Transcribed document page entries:
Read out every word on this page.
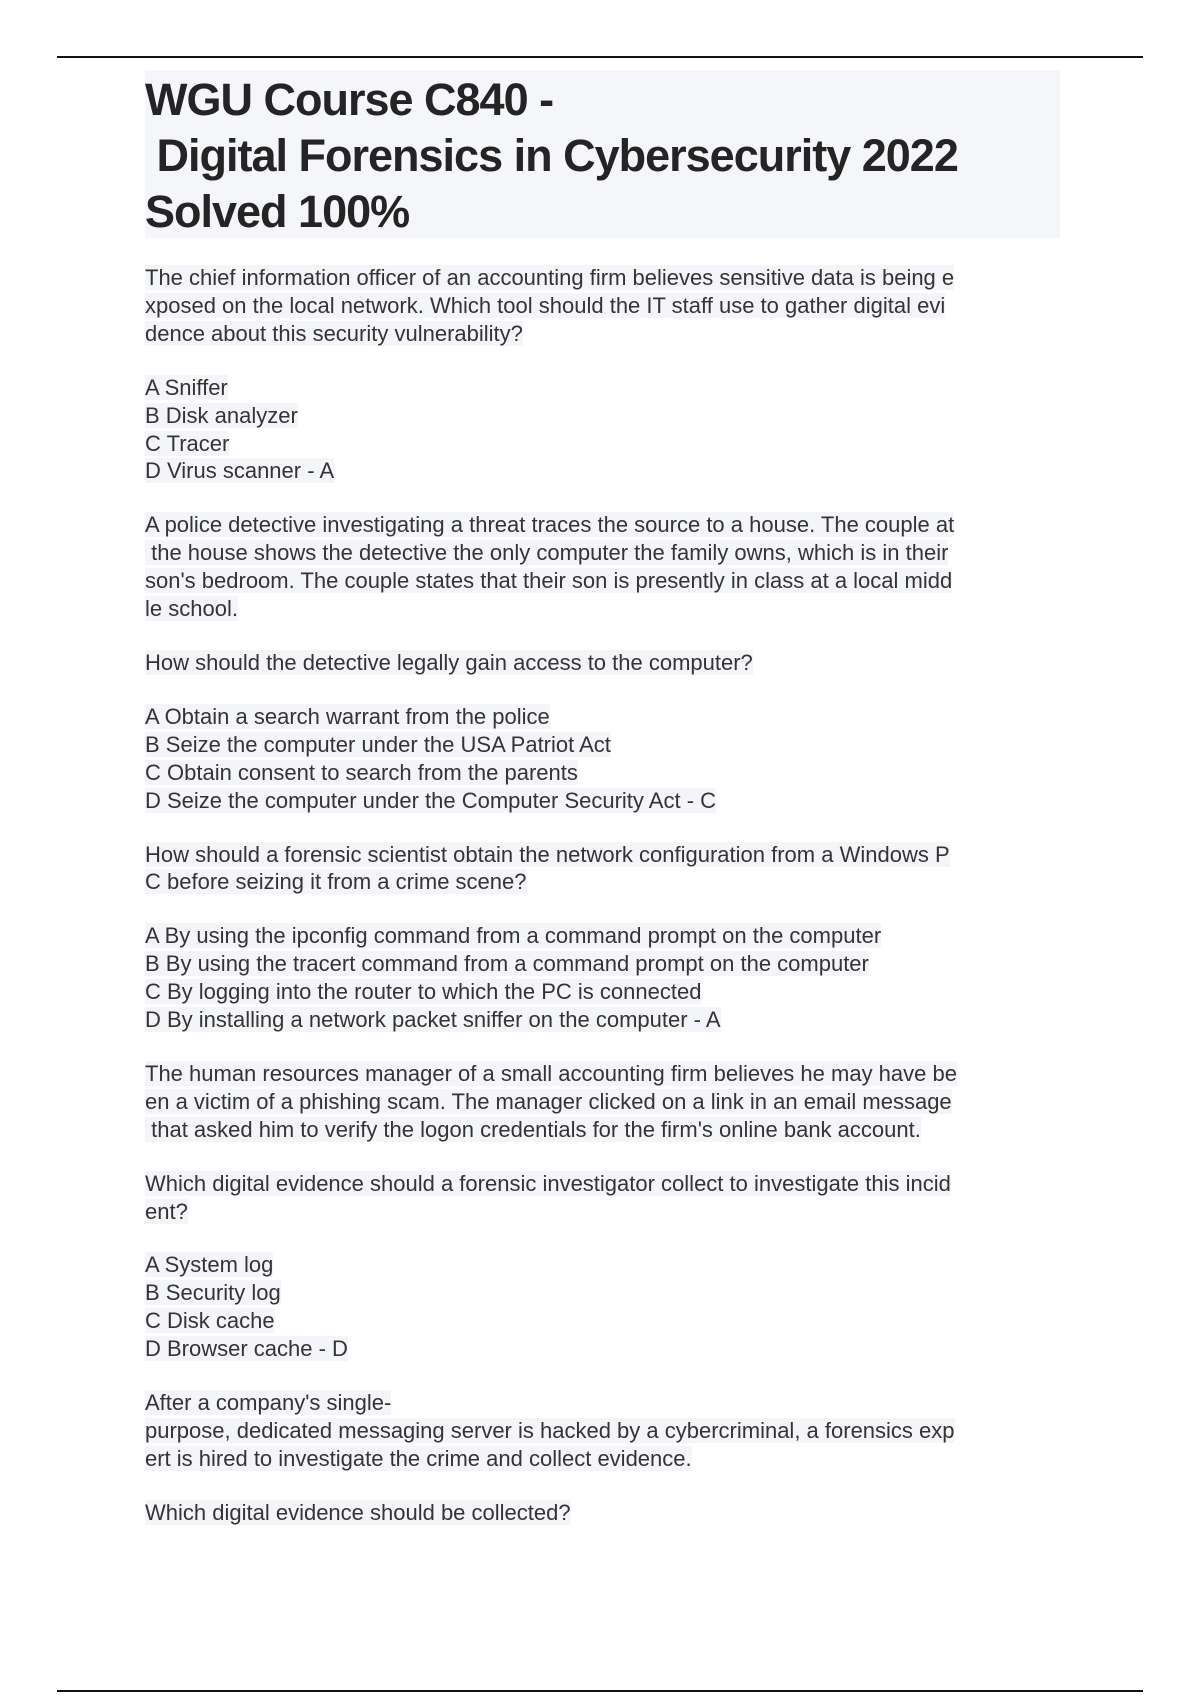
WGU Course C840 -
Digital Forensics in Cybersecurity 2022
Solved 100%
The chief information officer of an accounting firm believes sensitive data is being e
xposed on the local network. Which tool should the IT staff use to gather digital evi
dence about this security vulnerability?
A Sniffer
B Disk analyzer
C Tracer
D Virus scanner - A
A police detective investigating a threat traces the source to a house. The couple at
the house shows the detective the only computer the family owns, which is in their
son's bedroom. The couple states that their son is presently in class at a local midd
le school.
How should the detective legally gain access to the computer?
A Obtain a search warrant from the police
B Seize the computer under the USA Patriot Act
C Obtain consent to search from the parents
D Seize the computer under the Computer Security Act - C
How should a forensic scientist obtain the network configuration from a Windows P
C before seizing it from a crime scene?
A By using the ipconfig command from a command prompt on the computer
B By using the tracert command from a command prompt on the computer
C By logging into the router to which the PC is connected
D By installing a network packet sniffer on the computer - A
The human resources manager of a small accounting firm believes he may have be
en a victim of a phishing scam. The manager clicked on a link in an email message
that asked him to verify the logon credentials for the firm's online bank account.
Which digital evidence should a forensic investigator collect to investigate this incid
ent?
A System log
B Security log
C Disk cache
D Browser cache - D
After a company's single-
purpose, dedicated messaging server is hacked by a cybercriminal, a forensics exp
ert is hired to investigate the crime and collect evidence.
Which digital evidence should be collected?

● Directions for this task:
Word for word, please reproduce each entry above and leave out every picture.

● Result of this task:
Read out every word on this page.
WGU Course C840 -
Digital Forensics in Cybersecurity 2022
Solved 100%
The chief information officer of an accounting firm believes sensitive data is being e
xposed on the local network. Which tool should the IT staff use to gather digital evi
dence about this security vulnerability?
A Sniffer
B Disk analyzer
C Tracer
D Virus scanner - A
A police detective investigating a threat traces the source to a house. The couple at
the house shows the detective the only computer the family owns, which is in their
son's bedroom. The couple states that their son is presently in class at a local midd
le school.
How should the detective legally gain access to the computer?
A Obtain a search warrant from the police
B Seize the computer under the USA Patriot Act
C Obtain consent to search from the parents
D Seize the computer under the Computer Security Act - C
How should a forensic scientist obtain the network configuration from a Windows P
C before seizing it from a crime scene?
A By using the ipconfig command from a command prompt on the computer
B By using the tracert command from a command prompt on the computer
C By logging into the router to which the PC is connected
D By installing a network packet sniffer on the computer - A
The human resources manager of a small accounting firm believes he may have be
en a victim of a phishing scam. The manager clicked on a link in an email message
that asked him to verify the logon credentials for the firm's online bank account.
Which digital evidence should a forensic investigator collect to investigate this incid
ent?
A System log
B Security log
C Disk cache
D Browser cache - D
After a company's single-
purpose, dedicated messaging server is hacked by a cybercriminal, a forensics exp
ert is hired to investigate the crime and collect evidence.
Which digital evidence should be collected?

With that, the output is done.